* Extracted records

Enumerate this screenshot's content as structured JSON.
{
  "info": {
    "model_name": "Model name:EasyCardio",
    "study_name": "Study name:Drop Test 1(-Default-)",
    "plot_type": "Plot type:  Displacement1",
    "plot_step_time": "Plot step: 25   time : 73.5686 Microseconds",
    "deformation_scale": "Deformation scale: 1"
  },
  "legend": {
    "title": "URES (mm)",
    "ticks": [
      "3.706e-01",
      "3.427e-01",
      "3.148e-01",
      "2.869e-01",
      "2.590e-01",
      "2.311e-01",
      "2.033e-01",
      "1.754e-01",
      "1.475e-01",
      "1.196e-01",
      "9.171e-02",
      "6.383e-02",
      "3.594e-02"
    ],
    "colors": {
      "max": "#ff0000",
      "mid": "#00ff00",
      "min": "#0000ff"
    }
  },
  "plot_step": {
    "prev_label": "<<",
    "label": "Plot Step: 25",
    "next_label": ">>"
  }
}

* YOUR GOAL
Your task is to repeat the data exactly; please include every line.

* ANSWER
Enumerate this screenshot's content as structured JSON.
{
  "info": {
    "model_name": "Model name:EasyCardio",
    "study_name": "Study name:Drop Test 1(-Default-)",
    "plot_type": "Plot type:  Displacement1",
    "plot_step_time": "Plot step: 25   time : 73.5686 Microseconds",
    "deformation_scale": "Deformation scale: 1"
  },
  "legend": {
    "title": "URES (mm)",
    "ticks": [
      "3.706e-01",
      "3.427e-01",
      "3.148e-01",
      "2.869e-01",
      "2.590e-01",
      "2.311e-01",
      "2.033e-01",
      "1.754e-01",
      "1.475e-01",
      "1.196e-01",
      "9.171e-02",
      "6.383e-02",
      "3.594e-02"
    ],
    "colors": {
      "max": "#ff0000",
      "mid": "#00ff00",
      "min": "#0000ff"
    }
  },
  "plot_step": {
    "prev_label": "<<",
    "label": "Plot Step: 25",
    "next_label": ">>"
  }
}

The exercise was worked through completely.